What you will do:
Output the records. Match them exactly.

Recorded data
::::::
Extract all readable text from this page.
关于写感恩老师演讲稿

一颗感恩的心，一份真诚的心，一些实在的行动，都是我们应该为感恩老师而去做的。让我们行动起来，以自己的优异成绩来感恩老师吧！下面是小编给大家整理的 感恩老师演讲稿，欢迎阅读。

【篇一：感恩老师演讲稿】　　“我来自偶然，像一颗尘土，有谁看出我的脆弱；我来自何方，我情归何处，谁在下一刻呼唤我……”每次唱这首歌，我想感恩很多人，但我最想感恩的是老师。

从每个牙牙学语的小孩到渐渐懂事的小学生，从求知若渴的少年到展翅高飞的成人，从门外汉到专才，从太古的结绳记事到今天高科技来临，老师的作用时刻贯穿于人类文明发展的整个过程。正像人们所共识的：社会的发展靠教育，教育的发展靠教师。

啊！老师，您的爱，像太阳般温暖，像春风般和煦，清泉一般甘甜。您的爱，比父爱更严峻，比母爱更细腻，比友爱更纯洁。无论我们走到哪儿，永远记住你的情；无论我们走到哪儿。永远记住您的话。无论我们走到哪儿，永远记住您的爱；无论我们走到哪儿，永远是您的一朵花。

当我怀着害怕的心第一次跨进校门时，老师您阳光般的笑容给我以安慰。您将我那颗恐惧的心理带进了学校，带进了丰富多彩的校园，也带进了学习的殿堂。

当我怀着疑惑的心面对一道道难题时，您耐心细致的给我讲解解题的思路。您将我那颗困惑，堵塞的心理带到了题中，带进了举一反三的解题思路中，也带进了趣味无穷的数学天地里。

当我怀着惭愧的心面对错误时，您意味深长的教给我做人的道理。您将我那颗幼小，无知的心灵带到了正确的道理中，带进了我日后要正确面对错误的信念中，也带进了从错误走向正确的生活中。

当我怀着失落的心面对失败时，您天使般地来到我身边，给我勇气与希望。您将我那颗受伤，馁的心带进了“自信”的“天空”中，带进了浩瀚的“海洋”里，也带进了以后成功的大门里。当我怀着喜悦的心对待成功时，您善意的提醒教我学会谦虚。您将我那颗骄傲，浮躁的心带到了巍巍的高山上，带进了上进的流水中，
::::::
Output of the exercise:
Extract all readable text from this page.
关于写感恩老师演讲稿

一颗感恩的心，一份真诚的心，一些实在的行动，都是我们应该为感恩老师而去做的。让我们行动起来，以自己的优异成绩来感恩老师吧！下面是小编给大家整理的 感恩老师演讲稿，欢迎阅读。

【篇一：感恩老师演讲稿】　　“我来自偶然，像一颗尘土，有谁看出我的脆弱；我来自何方，我情归何处，谁在下一刻呼唤我……”每次唱这首歌，我想感恩很多人，但我最想感恩的是老师。

从每个牙牙学语的小孩到渐渐懂事的小学生，从求知若渴的少年到展翅高飞的成人，从门外汉到专才，从太古的结绳记事到今天高科技来临，老师的作用时刻贯穿于人类文明发展的整个过程。正像人们所共识的：社会的发展靠教育，教育的发展靠教师。

啊！老师，您的爱，像太阳般温暖，像春风般和煦，清泉一般甘甜。您的爱，比父爱更严峻，比母爱更细腻，比友爱更纯洁。无论我们走到哪儿，永远记住你的情；无论我们走到哪儿。永远记住您的话。无论我们走到哪儿，永远记住您的爱；无论我们走到哪儿，永远是您的一朵花。

当我怀着害怕的心第一次跨进校门时，老师您阳光般的笑容给我以安慰。您将我那颗恐惧的心理带进了学校，带进了丰富多彩的校园，也带进了学习的殿堂。

当我怀着疑惑的心面对一道道难题时，您耐心细致的给我讲解解题的思路。您将我那颗困惑，堵塞的心理带到了题中，带进了举一反三的解题思路中，也带进了趣味无穷的数学天地里。

当我怀着惭愧的心面对错误时，您意味深长的教给我做人的道理。您将我那颗幼小，无知的心灵带到了正确的道理中，带进了我日后要正确面对错误的信念中，也带进了从错误走向正确的生活中。

当我怀着失落的心面对失败时，您天使般地来到我身边，给我勇气与希望。您将我那颗受伤，馁的心带进了“自信”的“天空”中，带进了浩瀚的“海洋”里，也带进了以后成功的大门里。当我怀着喜悦的心对待成功时，您善意的提醒教我学会谦虚。您将我那颗骄傲，浮躁的心带到了巍巍的高山上，带进了上进的流水中，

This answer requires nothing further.